-- REQUIRED TASK --
Write only the number of lines in the records beneath that hold "qismlari".

Extracted records:
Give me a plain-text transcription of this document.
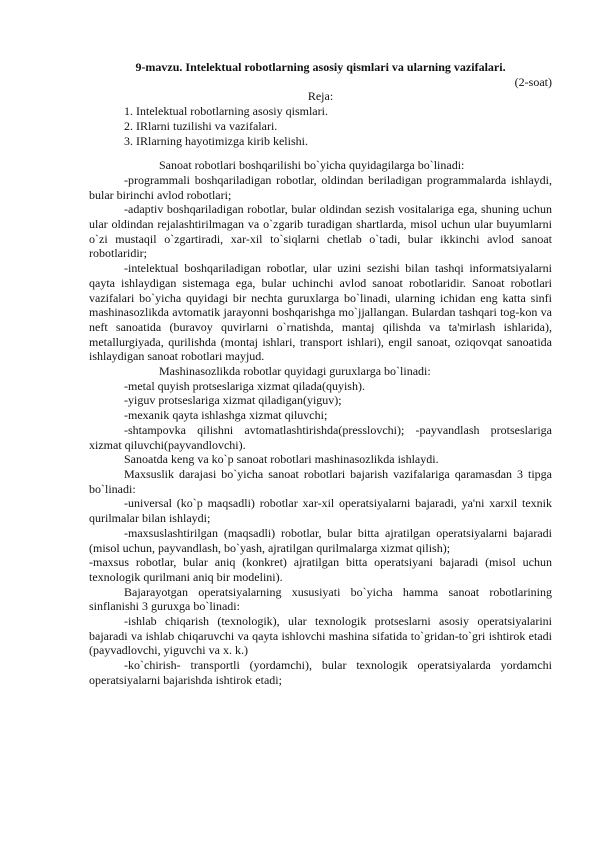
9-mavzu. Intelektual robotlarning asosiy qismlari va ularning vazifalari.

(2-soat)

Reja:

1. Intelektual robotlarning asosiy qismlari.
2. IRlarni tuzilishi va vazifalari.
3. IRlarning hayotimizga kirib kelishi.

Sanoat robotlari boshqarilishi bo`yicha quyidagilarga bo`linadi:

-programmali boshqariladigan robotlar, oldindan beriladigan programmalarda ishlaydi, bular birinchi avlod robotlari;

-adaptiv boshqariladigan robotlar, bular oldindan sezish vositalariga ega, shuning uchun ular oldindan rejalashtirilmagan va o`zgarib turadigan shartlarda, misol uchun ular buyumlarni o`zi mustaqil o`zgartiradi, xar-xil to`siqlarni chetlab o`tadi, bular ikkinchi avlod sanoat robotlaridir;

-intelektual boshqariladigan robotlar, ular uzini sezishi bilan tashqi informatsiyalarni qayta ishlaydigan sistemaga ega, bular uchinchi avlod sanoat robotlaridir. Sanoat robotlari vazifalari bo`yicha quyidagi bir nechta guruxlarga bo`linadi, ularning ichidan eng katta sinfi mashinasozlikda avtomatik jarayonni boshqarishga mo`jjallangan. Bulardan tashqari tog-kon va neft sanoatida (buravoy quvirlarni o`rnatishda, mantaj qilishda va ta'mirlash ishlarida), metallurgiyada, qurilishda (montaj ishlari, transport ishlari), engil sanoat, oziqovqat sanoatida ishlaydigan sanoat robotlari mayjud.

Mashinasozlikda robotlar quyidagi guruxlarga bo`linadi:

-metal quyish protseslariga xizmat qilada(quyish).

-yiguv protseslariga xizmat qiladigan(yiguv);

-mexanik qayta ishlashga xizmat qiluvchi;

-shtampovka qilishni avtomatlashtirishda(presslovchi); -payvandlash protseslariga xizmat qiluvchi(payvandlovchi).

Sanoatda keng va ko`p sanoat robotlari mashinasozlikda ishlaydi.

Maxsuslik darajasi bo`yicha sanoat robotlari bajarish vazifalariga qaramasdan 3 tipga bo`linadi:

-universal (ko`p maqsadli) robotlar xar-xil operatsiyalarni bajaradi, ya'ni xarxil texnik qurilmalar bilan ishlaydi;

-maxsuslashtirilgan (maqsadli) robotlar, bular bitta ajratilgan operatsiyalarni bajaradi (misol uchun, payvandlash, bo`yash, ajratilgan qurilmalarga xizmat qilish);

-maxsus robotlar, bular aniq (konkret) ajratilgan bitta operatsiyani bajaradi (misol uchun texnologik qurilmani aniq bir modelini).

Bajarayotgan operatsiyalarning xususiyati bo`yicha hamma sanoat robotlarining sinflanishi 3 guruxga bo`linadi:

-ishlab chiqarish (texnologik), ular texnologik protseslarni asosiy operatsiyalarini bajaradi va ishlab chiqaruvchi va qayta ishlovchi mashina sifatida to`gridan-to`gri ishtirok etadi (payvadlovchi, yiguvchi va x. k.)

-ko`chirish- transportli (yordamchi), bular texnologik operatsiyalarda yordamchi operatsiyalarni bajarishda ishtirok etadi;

==

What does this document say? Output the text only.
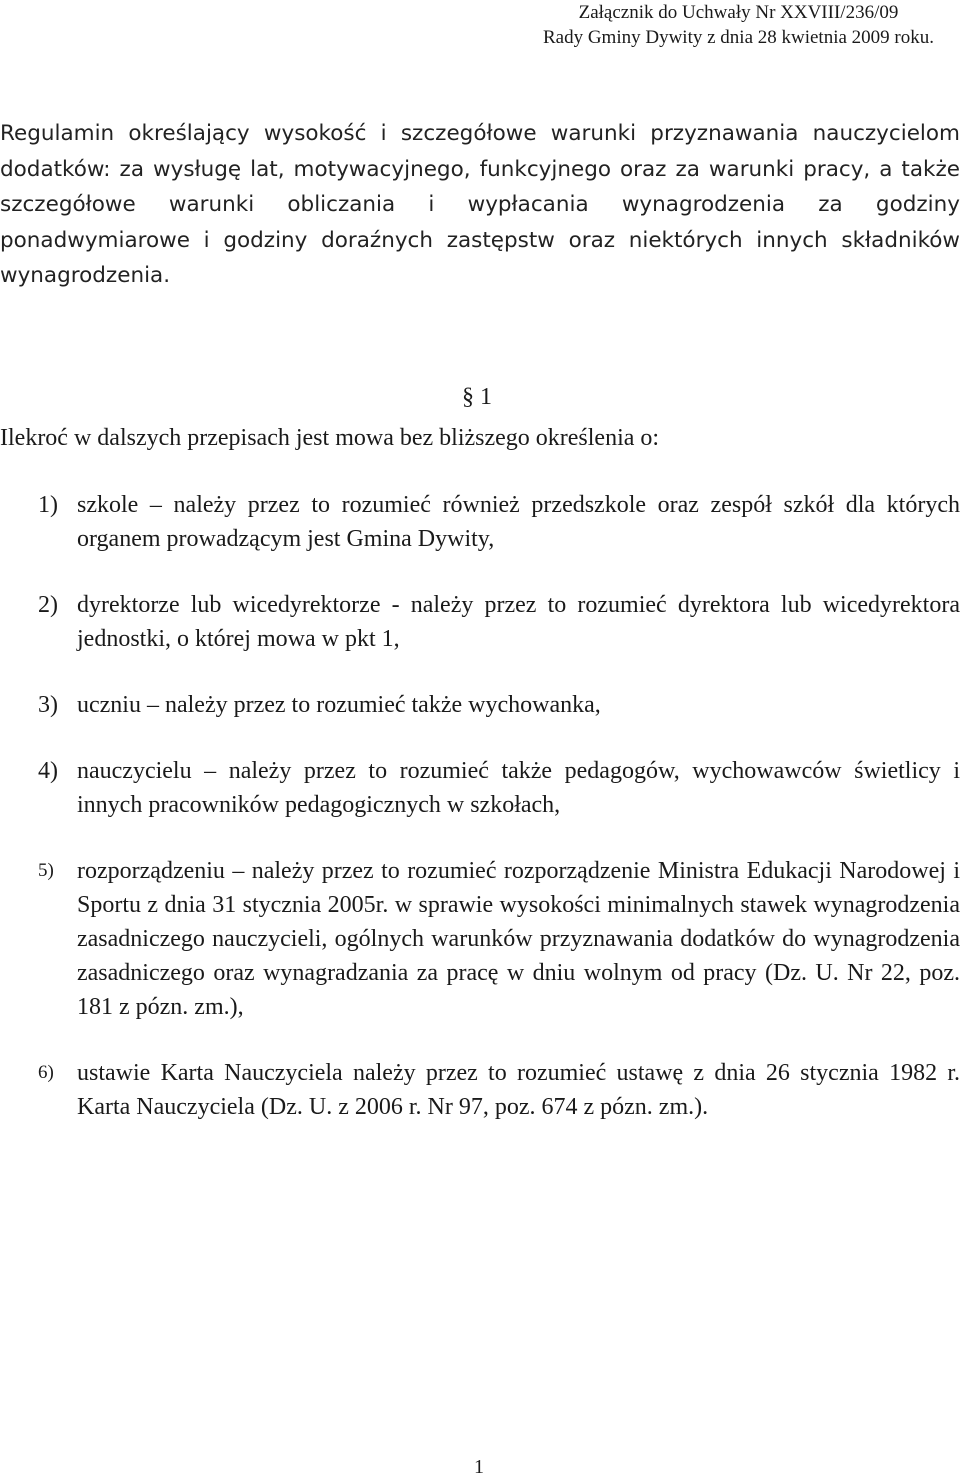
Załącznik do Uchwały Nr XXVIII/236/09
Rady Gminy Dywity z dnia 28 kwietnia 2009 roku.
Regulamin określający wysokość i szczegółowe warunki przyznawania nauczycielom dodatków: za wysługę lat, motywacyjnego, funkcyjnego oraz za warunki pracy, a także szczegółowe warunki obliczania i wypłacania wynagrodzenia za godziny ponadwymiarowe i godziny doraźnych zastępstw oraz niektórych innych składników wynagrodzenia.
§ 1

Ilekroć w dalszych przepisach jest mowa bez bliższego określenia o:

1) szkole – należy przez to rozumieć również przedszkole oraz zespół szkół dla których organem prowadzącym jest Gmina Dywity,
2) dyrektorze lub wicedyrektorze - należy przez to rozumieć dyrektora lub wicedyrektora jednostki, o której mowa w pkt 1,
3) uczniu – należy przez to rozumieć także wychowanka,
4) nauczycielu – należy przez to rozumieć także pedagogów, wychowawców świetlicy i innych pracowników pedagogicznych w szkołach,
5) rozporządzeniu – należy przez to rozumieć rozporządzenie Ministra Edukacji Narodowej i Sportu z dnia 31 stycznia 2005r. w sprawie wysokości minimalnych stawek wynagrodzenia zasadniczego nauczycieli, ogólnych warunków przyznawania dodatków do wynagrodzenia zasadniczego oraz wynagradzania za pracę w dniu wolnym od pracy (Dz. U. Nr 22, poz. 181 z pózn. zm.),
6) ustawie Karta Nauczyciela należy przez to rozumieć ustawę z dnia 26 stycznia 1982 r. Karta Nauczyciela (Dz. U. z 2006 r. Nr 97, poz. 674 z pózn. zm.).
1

-- SOLUTION FOR THIS EXERCISE --
2